>> START

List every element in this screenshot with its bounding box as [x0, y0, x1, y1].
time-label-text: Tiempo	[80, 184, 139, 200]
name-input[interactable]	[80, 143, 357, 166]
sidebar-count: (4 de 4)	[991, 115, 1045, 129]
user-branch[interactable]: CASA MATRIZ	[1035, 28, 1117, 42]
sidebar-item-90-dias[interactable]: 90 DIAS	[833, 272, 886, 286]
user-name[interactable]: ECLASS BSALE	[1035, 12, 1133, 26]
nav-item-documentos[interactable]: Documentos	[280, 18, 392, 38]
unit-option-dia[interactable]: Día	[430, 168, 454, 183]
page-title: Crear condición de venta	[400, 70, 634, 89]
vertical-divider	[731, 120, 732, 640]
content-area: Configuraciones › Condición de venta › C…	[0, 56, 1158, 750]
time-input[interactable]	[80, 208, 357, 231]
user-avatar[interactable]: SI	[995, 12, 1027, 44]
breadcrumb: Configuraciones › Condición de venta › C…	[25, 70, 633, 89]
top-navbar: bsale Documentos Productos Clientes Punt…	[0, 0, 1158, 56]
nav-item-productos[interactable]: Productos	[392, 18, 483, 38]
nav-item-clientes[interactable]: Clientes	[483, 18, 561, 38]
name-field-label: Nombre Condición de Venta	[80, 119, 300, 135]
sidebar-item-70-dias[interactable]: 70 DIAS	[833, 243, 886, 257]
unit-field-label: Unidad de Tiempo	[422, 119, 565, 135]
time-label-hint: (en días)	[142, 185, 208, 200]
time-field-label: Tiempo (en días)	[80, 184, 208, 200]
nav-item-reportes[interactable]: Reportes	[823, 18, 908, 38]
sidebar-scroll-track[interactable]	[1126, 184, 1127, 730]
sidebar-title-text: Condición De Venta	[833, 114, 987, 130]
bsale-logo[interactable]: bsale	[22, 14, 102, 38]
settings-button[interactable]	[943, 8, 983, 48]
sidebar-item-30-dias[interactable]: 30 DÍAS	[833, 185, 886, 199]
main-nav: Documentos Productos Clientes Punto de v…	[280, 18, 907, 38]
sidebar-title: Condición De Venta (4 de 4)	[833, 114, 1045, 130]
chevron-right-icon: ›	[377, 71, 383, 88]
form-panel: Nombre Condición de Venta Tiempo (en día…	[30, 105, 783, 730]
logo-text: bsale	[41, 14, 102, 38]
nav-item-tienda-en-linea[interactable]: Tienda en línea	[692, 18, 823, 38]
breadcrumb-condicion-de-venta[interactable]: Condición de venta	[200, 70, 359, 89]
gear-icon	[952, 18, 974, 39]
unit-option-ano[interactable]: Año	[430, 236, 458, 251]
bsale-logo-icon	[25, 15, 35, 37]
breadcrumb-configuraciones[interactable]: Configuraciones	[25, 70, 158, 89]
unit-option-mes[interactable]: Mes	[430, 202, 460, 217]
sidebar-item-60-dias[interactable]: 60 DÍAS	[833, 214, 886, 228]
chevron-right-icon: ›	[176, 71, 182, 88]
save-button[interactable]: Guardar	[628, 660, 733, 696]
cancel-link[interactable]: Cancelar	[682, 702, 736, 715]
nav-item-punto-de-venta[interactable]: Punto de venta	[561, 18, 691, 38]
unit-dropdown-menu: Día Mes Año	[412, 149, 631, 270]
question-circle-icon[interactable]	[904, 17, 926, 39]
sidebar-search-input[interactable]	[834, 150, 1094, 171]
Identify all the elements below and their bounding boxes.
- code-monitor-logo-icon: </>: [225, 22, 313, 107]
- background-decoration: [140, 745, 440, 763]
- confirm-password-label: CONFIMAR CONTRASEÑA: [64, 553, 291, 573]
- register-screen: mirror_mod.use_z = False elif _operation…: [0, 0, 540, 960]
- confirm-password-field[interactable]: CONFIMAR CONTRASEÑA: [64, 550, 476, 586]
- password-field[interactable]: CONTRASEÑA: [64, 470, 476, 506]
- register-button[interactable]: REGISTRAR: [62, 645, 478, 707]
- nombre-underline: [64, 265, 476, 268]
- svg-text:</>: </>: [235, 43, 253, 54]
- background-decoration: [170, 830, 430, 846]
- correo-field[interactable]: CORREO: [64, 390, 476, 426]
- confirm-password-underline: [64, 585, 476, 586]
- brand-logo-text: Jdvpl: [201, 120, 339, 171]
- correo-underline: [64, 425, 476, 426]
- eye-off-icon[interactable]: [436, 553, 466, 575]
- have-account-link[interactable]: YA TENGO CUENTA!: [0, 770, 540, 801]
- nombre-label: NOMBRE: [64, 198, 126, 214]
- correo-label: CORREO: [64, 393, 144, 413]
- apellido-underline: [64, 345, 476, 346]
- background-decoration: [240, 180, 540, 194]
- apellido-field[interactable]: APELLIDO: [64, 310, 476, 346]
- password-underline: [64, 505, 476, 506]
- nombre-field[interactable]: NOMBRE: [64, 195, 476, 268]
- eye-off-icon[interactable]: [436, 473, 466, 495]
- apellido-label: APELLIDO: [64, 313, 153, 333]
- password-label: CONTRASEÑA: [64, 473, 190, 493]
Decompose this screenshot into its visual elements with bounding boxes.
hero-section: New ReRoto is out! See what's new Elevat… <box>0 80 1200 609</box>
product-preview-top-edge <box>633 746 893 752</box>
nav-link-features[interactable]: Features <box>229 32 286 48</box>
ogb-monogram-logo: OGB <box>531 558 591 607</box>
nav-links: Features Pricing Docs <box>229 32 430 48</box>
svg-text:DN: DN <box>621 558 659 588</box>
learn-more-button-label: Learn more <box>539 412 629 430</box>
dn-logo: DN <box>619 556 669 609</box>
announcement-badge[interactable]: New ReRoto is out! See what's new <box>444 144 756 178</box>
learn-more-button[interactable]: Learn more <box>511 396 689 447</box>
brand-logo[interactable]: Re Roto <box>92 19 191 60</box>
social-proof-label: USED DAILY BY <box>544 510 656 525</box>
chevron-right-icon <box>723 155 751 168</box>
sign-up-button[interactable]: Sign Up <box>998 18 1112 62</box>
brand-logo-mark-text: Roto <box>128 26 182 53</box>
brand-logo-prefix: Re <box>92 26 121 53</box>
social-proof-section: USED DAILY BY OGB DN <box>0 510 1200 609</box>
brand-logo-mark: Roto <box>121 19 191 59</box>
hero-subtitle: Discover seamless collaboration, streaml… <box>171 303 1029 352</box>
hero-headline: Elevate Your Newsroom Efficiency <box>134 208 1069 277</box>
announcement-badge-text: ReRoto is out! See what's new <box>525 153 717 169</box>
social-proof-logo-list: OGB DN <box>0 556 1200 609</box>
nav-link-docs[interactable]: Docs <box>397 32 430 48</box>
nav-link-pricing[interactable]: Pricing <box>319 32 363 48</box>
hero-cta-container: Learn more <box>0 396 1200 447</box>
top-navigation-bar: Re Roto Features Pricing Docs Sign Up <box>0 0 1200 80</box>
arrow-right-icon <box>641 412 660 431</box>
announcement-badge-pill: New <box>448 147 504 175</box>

>> END

Present every line from all of the records above as a single numbered list, omitting any blank lines.

ANSWER TO THE TASK:
1. List every element in this screenshot with its bounding box as [x0, y0, x1, y1].
2. time-label-text: Tiempo	[80, 184, 139, 200]
3. name-input[interactable]	[80, 143, 357, 166]
4. sidebar-count: (4 de 4)	[991, 115, 1045, 129]
5. user-branch[interactable]: CASA MATRIZ	[1035, 28, 1117, 42]
6. sidebar-item-90-dias[interactable]: 90 DIAS	[833, 272, 886, 286]
7. user-name[interactable]: ECLASS BSALE	[1035, 12, 1133, 26]
8. nav-item-documentos[interactable]: Documentos	[280, 18, 392, 38]
9. unit-option-dia[interactable]: Día	[430, 168, 454, 183]
10. page-title: Crear condición de venta	[400, 70, 634, 89]
11. vertical-divider	[731, 120, 732, 640]
12. content-area: Configuraciones › Condición de venta › C…	[0, 56, 1158, 750]
13. time-input[interactable]	[80, 208, 357, 231]
14. user-avatar[interactable]: SI	[995, 12, 1027, 44]
15. breadcrumb: Configuraciones › Condición de venta › C…	[25, 70, 633, 89]
16. top-navbar: bsale Documentos Productos Clientes Punt…	[0, 0, 1158, 56]
17. nav-item-productos[interactable]: Productos	[392, 18, 483, 38]
18. nav-item-clientes[interactable]: Clientes	[483, 18, 561, 38]
19. name-field-label: Nombre Condición de Venta	[80, 119, 300, 135]
20. sidebar-item-70-dias[interactable]: 70 DIAS	[833, 243, 886, 257]
21. unit-field-label: Unidad de Tiempo	[422, 119, 565, 135]
22. time-label-hint: (en días)	[142, 185, 208, 200]
23. time-field-label: Tiempo (en días)	[80, 184, 208, 200]
24. nav-item-reportes[interactable]: Reportes	[823, 18, 908, 38]
25. sidebar-scroll-track[interactable]	[1126, 184, 1127, 730]
26. sidebar-title-text: Condición De Venta	[833, 114, 987, 130]
27. bsale-logo[interactable]: bsale	[22, 14, 102, 38]
28. settings-button[interactable]	[943, 8, 983, 48]
29. sidebar-item-30-dias[interactable]: 30 DÍAS	[833, 185, 886, 199]
30. main-nav: Documentos Productos Clientes Punto de v…	[280, 18, 907, 38]
31. sidebar-title: Condición De Venta (4 de 4)	[833, 114, 1045, 130]
32. chevron-right-icon: ›	[377, 71, 383, 88]
33. form-panel: Nombre Condición de Venta Tiempo (en día…	[30, 105, 783, 730]
34. logo-text: bsale	[41, 14, 102, 38]
35. nav-item-tienda-en-linea[interactable]: Tienda en línea	[692, 18, 823, 38]
36. breadcrumb-condicion-de-venta[interactable]: Condición de venta	[200, 70, 359, 89]
37. gear-icon	[952, 18, 974, 39]
38. unit-option-ano[interactable]: Año	[430, 236, 458, 251]
39. bsale-logo-icon	[25, 15, 35, 37]
40. breadcrumb-configuraciones[interactable]: Configuraciones	[25, 70, 158, 89]
41. unit-option-mes[interactable]: Mes	[430, 202, 460, 217]
42. sidebar-item-60-dias[interactable]: 60 DÍAS	[833, 214, 886, 228]
43. chevron-right-icon: ›	[176, 71, 182, 88]
44. save-button[interactable]: Guardar	[628, 660, 733, 696]
45. cancel-link[interactable]: Cancelar	[682, 702, 736, 715]
46. nav-item-punto-de-venta[interactable]: Punto de venta	[561, 18, 691, 38]
47. unit-dropdown-menu: Día Mes Año	[412, 149, 631, 270]
48. question-circle-icon[interactable]	[904, 17, 926, 39]
49. sidebar-search-input[interactable]	[834, 150, 1094, 171]
50. Identify all the elements below and their bounding boxes.
51. - code-monitor-logo-icon: </>: [225, 22, 313, 107]
52. - background-decoration: [140, 745, 440, 763]
53. - confirm-password-label: CONFIMAR CONTRASEÑA: [64, 553, 291, 573]
54. - register-screen: mirror_mod.use_z = False elif _operation…: [0, 0, 540, 960]
55. - confirm-password-field[interactable]: CONFIMAR CONTRASEÑA: [64, 550, 476, 586]
56. - password-field[interactable]: CONTRASEÑA: [64, 470, 476, 506]
57. - register-button[interactable]: REGISTRAR: [62, 645, 478, 707]
58. - nombre-underline: [64, 265, 476, 268]
59. - svg-text:</>: </>: [235, 43, 253, 54]
60. - background-decoration: [170, 830, 430, 846]
61. - correo-field[interactable]: CORREO: [64, 390, 476, 426]
62. - confirm-password-underline: [64, 585, 476, 586]
63. - brand-logo-text: Jdvpl: [201, 120, 339, 171]
64. - correo-underline: [64, 425, 476, 426]
65. - eye-off-icon[interactable]: [436, 553, 466, 575]
66. - have-account-link[interactable]: YA TENGO CUENTA!: [0, 770, 540, 801]
67. - nombre-label: NOMBRE: [64, 198, 126, 214]
68. - correo-label: CORREO: [64, 393, 144, 413]
69. - apellido-underline: [64, 345, 476, 346]
70. - background-decoration: [240, 180, 540, 194]
71. - apellido-field[interactable]: APELLIDO: [64, 310, 476, 346]
72. - password-underline: [64, 505, 476, 506]
73. - nombre-field[interactable]: NOMBRE: [64, 195, 476, 268]
74. - eye-off-icon[interactable]: [436, 473, 466, 495]
75. - apellido-label: APELLIDO: [64, 313, 153, 333]
76. - password-label: CONTRASEÑA: [64, 473, 190, 493]
77. Decompose this screenshot into its visual elements with bounding boxes.
78. hero-section: New ReRoto is out! See what's new Elevat… <box>0 80 1200 609</box>
79. product-preview-top-edge <box>633 746 893 752</box>
80. nav-link-features[interactable]: Features <box>229 32 286 48</box>
81. ogb-monogram-logo: OGB <box>531 558 591 607</box>
82. nav-links: Features Pricing Docs <box>229 32 430 48</box>
83. svg-text:DN: DN <box>621 558 659 588</box>
84. learn-more-button-label: Learn more <box>539 412 629 430</box>
85. dn-logo: DN <box>619 556 669 609</box>
86. announcement-badge[interactable]: New ReRoto is out! See what's new <box>444 144 756 178</box>
87. learn-more-button[interactable]: Learn more <box>511 396 689 447</box>
88. brand-logo[interactable]: Re Roto <box>92 19 191 60</box>
89. social-proof-label: USED DAILY BY <box>544 510 656 525</box>
90. chevron-right-icon <box>723 155 751 168</box>
91. sign-up-button[interactable]: Sign Up <box>998 18 1112 62</box>
92. brand-logo-mark-text: Roto <box>128 26 182 53</box>
93. brand-logo-prefix: Re <box>92 26 121 53</box>
94. social-proof-section: USED DAILY BY OGB DN <box>0 510 1200 609</box>
95. brand-logo-mark: Roto <box>121 19 191 59</box>
96. hero-subtitle: Discover seamless collaboration, streaml… <box>171 303 1029 352</box>
97. hero-headline: Elevate Your Newsroom Efficiency <box>134 208 1069 277</box>
98. announcement-badge-text: ReRoto is out! See what's new <box>525 153 717 169</box>
99. social-proof-logo-list: OGB DN <box>0 556 1200 609</box>
100. nav-link-docs[interactable]: Docs <box>397 32 430 48</box>
101. nav-link-pricing[interactable]: Pricing <box>319 32 363 48</box>
102. hero-cta-container: Learn more <box>0 396 1200 447</box>
103. top-navigation-bar: Re Roto Features Pricing Docs Sign Up <box>0 0 1200 80</box>
104. arrow-right-icon <box>641 412 660 431</box>
105. announcement-badge-pill: New <box>448 147 504 175</box>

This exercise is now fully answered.